- Task instructions -
Among the lines below, keep only those from the one containing "Give me the" through the one containing "Output a JSON object describing the text", and reproduce them exactly.
--- Start of Listing ---
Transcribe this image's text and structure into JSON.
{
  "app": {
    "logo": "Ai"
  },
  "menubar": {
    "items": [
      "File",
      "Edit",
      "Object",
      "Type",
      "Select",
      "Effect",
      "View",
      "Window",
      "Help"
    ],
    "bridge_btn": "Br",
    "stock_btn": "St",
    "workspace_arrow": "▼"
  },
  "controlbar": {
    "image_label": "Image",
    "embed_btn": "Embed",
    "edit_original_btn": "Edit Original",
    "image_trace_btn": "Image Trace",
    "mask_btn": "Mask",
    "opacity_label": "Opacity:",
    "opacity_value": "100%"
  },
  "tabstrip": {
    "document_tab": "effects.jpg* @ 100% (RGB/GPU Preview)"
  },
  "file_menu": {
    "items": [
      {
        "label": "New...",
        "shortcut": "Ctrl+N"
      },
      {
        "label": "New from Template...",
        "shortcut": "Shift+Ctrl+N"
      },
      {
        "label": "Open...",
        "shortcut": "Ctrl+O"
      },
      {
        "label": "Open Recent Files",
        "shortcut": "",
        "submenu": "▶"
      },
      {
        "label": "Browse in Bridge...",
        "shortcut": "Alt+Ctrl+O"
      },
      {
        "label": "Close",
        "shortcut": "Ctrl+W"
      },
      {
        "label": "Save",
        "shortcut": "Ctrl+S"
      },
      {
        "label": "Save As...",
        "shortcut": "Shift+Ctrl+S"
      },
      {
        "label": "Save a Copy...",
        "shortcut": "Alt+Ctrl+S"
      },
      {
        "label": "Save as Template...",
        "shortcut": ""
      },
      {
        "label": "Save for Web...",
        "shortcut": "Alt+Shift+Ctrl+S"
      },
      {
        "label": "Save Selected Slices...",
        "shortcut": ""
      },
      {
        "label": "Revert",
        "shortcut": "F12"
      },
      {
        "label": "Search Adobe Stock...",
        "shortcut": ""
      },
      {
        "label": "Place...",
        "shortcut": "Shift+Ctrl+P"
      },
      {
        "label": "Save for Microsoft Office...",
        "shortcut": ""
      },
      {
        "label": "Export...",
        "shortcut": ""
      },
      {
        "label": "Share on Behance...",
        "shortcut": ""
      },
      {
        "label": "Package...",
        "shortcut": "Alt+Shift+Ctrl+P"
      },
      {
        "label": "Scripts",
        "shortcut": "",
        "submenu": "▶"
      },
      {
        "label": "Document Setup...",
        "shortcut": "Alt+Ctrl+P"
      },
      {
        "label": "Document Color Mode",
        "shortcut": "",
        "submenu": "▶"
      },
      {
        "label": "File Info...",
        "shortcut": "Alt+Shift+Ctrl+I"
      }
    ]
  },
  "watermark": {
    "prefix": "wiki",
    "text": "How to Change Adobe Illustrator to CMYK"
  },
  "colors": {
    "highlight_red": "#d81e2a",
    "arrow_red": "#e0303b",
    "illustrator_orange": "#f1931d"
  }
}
--- End of Listing ---
--- Start of Listing ---
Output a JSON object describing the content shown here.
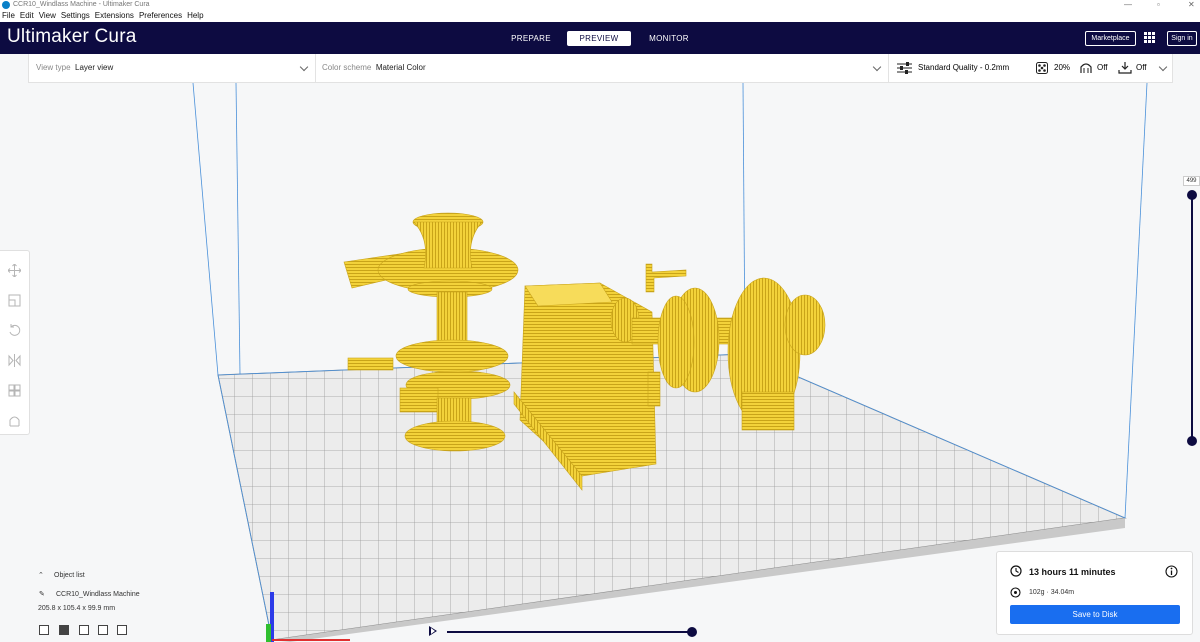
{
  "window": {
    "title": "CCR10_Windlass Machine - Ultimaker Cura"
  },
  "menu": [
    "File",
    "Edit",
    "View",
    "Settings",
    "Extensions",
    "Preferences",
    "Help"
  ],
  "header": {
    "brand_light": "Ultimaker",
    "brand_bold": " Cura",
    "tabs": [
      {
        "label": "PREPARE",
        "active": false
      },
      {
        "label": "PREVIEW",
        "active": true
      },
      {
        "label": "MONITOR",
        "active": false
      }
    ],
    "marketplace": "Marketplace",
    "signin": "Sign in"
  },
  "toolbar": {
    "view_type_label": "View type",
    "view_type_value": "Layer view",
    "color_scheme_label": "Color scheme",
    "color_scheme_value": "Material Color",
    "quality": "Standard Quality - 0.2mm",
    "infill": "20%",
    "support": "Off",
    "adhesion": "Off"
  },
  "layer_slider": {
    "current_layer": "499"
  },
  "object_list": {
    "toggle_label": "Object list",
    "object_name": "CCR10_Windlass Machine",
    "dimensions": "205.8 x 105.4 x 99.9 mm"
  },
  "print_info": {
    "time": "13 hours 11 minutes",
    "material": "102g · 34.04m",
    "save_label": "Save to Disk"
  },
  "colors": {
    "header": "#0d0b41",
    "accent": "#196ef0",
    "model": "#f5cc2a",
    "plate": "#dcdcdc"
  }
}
--- End of Listing ---
--- Start of Listing ---
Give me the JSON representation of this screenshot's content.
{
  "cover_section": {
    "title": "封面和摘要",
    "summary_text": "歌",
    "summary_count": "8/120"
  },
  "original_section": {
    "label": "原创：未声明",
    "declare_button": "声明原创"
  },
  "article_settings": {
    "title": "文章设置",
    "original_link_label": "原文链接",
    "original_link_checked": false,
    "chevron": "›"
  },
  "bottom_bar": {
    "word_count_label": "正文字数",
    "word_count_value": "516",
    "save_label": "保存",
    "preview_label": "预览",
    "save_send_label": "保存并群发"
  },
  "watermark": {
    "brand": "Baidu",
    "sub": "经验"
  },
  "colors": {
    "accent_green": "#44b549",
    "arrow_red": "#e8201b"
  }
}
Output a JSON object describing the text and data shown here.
--- End of Listing ---
- Full response -
Give me the JSON representation of this screenshot's content.
{
  "cover_section": {
    "title": "封面和摘要",
    "summary_text": "歌",
    "summary_count": "8/120"
  },
  "original_section": {
    "label": "原创：未声明",
    "declare_button": "声明原创"
  },
  "article_settings": {
    "title": "文章设置",
    "original_link_label": "原文链接",
    "original_link_checked": false,
    "chevron": "›"
  },
  "bottom_bar": {
    "word_count_label": "正文字数",
    "word_count_value": "516",
    "save_label": "保存",
    "preview_label": "预览",
    "save_send_label": "保存并群发"
  },
  "watermark": {
    "brand": "Baidu",
    "sub": "经验"
  },
  "colors": {
    "accent_green": "#44b549",
    "arrow_red": "#e8201b"
  }
}
Output a JSON object describing the text and data shown here.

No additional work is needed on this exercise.